# [Data for this task]
____________
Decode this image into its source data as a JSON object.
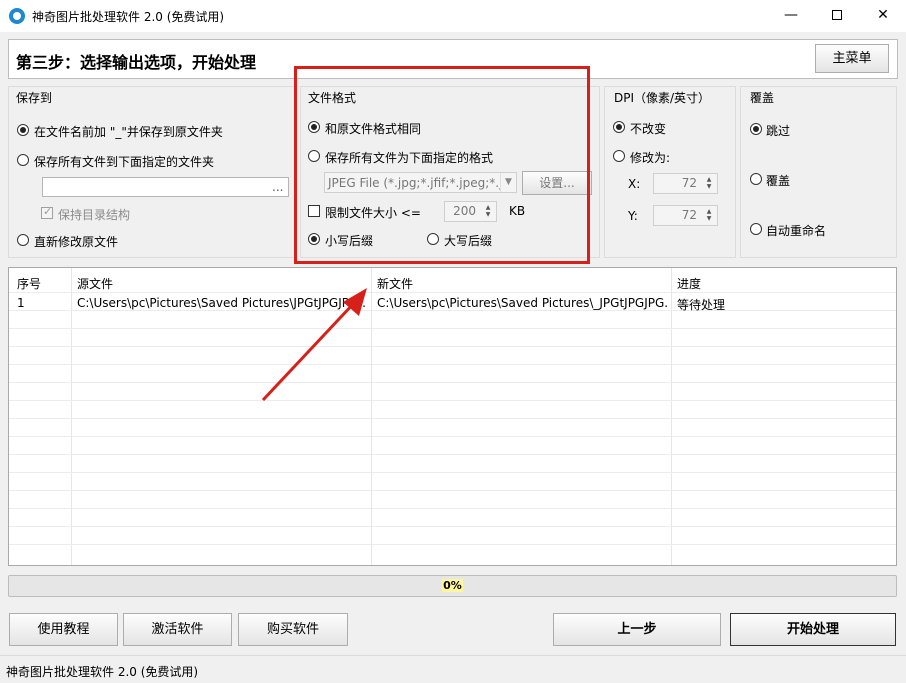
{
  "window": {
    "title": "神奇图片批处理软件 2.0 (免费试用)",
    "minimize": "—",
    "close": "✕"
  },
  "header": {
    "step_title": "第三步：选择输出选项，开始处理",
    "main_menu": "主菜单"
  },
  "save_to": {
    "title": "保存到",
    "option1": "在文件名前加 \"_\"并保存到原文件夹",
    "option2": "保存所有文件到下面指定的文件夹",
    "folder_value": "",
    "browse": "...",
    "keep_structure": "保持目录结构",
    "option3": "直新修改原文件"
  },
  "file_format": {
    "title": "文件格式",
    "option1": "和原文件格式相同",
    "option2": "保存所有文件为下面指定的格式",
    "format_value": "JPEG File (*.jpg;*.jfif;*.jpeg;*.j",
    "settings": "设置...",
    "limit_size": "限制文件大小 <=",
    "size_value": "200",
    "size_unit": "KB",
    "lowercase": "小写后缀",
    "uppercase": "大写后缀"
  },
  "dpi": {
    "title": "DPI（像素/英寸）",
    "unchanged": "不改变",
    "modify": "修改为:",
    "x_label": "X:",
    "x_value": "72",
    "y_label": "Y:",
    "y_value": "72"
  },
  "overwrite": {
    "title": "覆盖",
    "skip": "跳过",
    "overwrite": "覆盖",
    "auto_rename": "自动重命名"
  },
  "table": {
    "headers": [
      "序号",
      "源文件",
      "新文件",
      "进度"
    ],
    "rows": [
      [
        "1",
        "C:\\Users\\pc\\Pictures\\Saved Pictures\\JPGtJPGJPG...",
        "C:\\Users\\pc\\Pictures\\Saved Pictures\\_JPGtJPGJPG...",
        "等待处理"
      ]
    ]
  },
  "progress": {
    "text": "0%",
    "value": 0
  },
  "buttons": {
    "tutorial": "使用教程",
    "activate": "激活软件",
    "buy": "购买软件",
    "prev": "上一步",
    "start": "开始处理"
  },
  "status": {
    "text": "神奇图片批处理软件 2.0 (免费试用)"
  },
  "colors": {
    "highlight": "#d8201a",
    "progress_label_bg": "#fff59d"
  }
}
____________
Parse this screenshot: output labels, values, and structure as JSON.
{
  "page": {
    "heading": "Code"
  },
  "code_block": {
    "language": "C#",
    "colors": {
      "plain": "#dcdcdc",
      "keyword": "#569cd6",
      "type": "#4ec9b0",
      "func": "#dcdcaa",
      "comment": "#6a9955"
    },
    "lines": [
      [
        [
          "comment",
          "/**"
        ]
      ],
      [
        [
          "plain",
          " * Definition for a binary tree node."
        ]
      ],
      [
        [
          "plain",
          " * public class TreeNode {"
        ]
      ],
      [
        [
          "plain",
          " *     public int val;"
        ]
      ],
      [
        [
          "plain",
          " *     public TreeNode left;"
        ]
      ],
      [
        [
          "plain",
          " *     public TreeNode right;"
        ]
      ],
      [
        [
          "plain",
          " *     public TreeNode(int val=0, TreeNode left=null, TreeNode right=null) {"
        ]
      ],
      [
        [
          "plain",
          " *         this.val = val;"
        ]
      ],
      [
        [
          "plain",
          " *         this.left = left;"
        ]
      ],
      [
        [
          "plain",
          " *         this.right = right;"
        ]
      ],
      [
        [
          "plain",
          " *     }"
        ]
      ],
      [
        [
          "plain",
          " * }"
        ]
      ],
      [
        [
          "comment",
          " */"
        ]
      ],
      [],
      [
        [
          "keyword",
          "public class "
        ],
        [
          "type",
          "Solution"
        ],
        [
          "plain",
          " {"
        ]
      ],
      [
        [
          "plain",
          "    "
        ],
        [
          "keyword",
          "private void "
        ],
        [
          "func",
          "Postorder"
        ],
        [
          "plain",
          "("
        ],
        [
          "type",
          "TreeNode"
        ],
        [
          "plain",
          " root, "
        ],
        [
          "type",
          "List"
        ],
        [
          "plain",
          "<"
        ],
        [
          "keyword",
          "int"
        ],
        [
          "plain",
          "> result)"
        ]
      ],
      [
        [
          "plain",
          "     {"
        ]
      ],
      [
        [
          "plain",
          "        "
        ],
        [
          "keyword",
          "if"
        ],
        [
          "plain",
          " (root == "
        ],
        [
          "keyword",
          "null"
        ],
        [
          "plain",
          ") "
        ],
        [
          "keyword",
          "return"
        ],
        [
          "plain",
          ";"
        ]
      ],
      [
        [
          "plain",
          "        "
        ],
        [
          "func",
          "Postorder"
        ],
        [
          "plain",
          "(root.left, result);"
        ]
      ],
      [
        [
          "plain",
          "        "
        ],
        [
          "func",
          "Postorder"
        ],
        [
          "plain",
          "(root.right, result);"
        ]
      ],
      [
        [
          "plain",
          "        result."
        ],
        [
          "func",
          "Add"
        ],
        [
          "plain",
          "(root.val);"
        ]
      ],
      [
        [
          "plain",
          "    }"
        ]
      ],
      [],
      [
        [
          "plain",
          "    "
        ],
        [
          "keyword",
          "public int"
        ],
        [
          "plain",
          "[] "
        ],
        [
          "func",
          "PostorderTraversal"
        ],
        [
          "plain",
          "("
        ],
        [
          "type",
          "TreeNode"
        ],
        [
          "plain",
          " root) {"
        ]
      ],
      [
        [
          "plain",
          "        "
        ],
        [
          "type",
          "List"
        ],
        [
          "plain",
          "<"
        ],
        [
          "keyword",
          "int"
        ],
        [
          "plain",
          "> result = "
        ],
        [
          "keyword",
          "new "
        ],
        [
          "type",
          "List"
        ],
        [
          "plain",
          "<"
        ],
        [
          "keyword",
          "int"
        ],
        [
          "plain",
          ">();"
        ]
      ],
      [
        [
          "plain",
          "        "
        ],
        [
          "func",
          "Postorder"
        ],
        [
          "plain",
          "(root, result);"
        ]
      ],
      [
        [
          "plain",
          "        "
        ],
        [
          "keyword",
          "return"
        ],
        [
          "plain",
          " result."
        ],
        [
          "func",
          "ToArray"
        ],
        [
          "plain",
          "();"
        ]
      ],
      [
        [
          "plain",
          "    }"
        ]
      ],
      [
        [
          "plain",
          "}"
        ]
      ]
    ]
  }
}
____________
From the records given above, copy all lines containing "神奇图片批处理软件".

# [Task solution]
    "title": "神奇图片批处理软件 2.0 (免费试用)",
    "text": "神奇图片批处理软件 2.0 (免费试用)"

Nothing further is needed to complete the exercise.